▸ WRITTEN REQUEST: Copy out the listing that follows, exactly, without its pictures.

--- Start ITEMS ---

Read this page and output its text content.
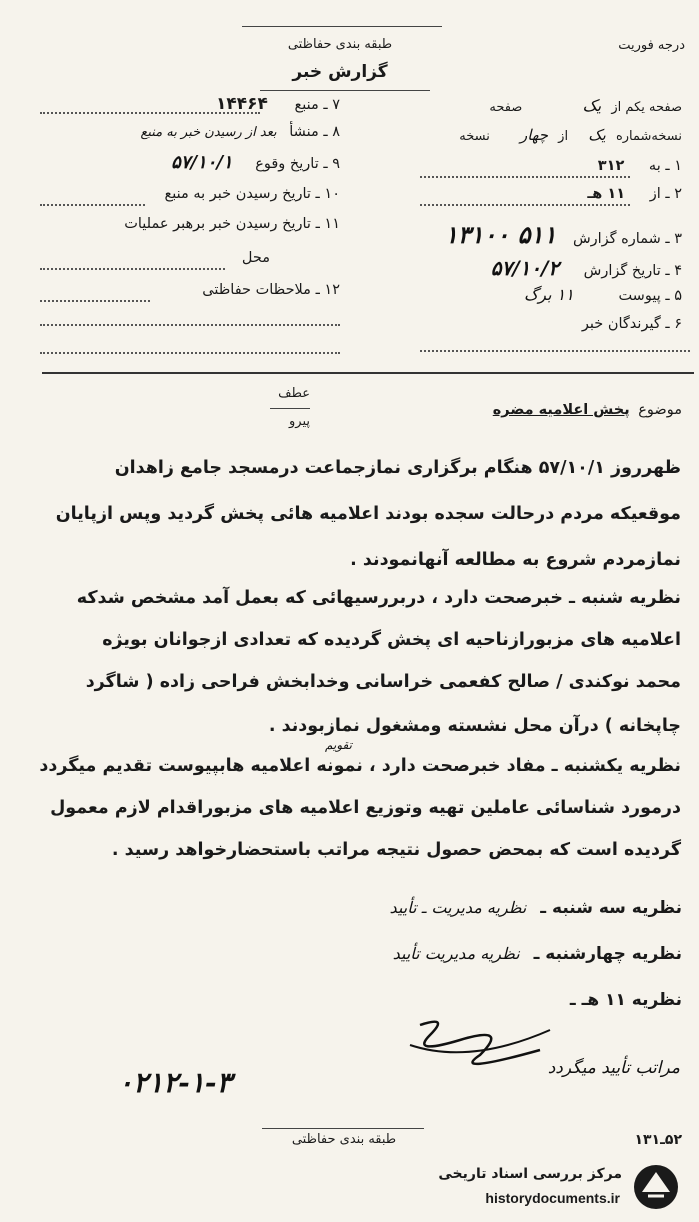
طبقه بندی حفاظتی
گزارش خبر
درجه فوریت
صفحه یکم از یک صفحه
نسخه‌شماره یک از چهار نسخه
۱ ـ به ۳۱۲
۲ ـ از ۱۱ هـ
۳ ـ شماره گزارش ۵۱۱ ۱۳۱۰۰
۴ ـ تاریخ گزارش ۵۷/۱۰/۲
۵ ـ پیوست ۱۱ برگ
۶ ـ گیرندگان خبر
۷ ـ منبع ۱۴۴۶۴
۸ ـ منشأ بعد از رسیدن خبر به منبع
۹ ـ تاریخ وقوع ۵۷/۱۰/۱
۱۰ ـ تاریخ رسیدن خبر به منبع
۱۱ ـ تاریخ رسیدن خبر برهبر عملیات
محل
۱۲ ـ ملاحظات حفاظتی
عطف
پیرو
موضوع پخش اعلامیه مضره
ظهرروز ۵۷/۱۰/۱ هنگام برگزاری نمازجماعت درمسجد جامع زاهدان
موقعیکه مردم درحالت سجده بودند اعلامیه هائی پخش گردید وپس ازپایان
نمازمردم شروع به مطالعه آنهانمودند .
نظریه شنبه ـ خبرصحت دارد ، دربررسیهائی که بعمل آمد مشخص شدکه
اعلامیه های مزبورازناحیه ای پخش گردیده که تعدادی ازجوانان بویژه
محمد نوکندی / صالح کفعمی خراسانی وخدابخش فراحی زاده ( شاگرد
چاپخانه ) درآن محل نشسته ومشغول نمازبودند .
تقویم
نظریه یکشنبه ـ مفاد خبرصحت دارد ، نمونه اعلامیه هابپیوست تقدیم میگردد
درمورد شناسائی عاملین تهیه وتوزیع اعلامیه های مزبوراقدام لازم معمول
گردیده است که بمحض حصول نتیجه مراتب باستحضارخواهد رسید .
نظریه سه شنبه ـ نظریه مدیریت ـ تأیید
نظریه چهارشنبه ـ نظریه مدیریت تأیید
نظریه ۱۱ هـ ـ
مراتب تأیید میگردد
۰۲۱۲-۱-۳
۵۲ـ۱۳۱
طبقه بندی حفاظتی
مرکز بررسی اسناد تاریخی
historydocuments.ir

--- End ITEMS ---

▸ THE ANSWER:
Read this page and output its text content.
طبقه بندی حفاظتی
گزارش خبر
درجه فوریت
صفحه یکم از یک صفحه
نسخه‌شماره یک از چهار نسخه
۱ ـ به ۳۱۲
۲ ـ از ۱۱ هـ
۳ ـ شماره گزارش ۵۱۱ ۱۳۱۰۰
۴ ـ تاریخ گزارش ۵۷/۱۰/۲
۵ ـ پیوست ۱۱ برگ
۶ ـ گیرندگان خبر
۷ ـ منبع ۱۴۴۶۴
۸ ـ منشأ بعد از رسیدن خبر به منبع
۹ ـ تاریخ وقوع ۵۷/۱۰/۱
۱۰ ـ تاریخ رسیدن خبر به منبع
۱۱ ـ تاریخ رسیدن خبر برهبر عملیات
محل
۱۲ ـ ملاحظات حفاظتی
عطف
پیرو
موضوع پخش اعلامیه مضره
ظهرروز ۵۷/۱۰/۱ هنگام برگزاری نمازجماعت درمسجد جامع زاهدان
موقعیکه مردم درحالت سجده بودند اعلامیه هائی پخش گردید وپس ازپایان
نمازمردم شروع به مطالعه آنهانمودند .
نظریه شنبه ـ خبرصحت دارد ، دربررسیهائی که بعمل آمد مشخص شدکه
اعلامیه های مزبورازناحیه ای پخش گردیده که تعدادی ازجوانان بویژه
محمد نوکندی / صالح کفعمی خراسانی وخدابخش فراحی زاده ( شاگرد
چاپخانه ) درآن محل نشسته ومشغول نمازبودند .
تقویم
نظریه یکشنبه ـ مفاد خبرصحت دارد ، نمونه اعلامیه هابپیوست تقدیم میگردد
درمورد شناسائی عاملین تهیه وتوزیع اعلامیه های مزبوراقدام لازم معمول
گردیده است که بمحض حصول نتیجه مراتب باستحضارخواهد رسید .
نظریه سه شنبه ـ نظریه مدیریت ـ تأیید
نظریه چهارشنبه ـ نظریه مدیریت تأیید
نظریه ۱۱ هـ ـ
مراتب تأیید میگردد
۰۲۱۲-۱-۳
۵۲ـ۱۳۱
طبقه بندی حفاظتی
مرکز بررسی اسناد تاریخی
historydocuments.ir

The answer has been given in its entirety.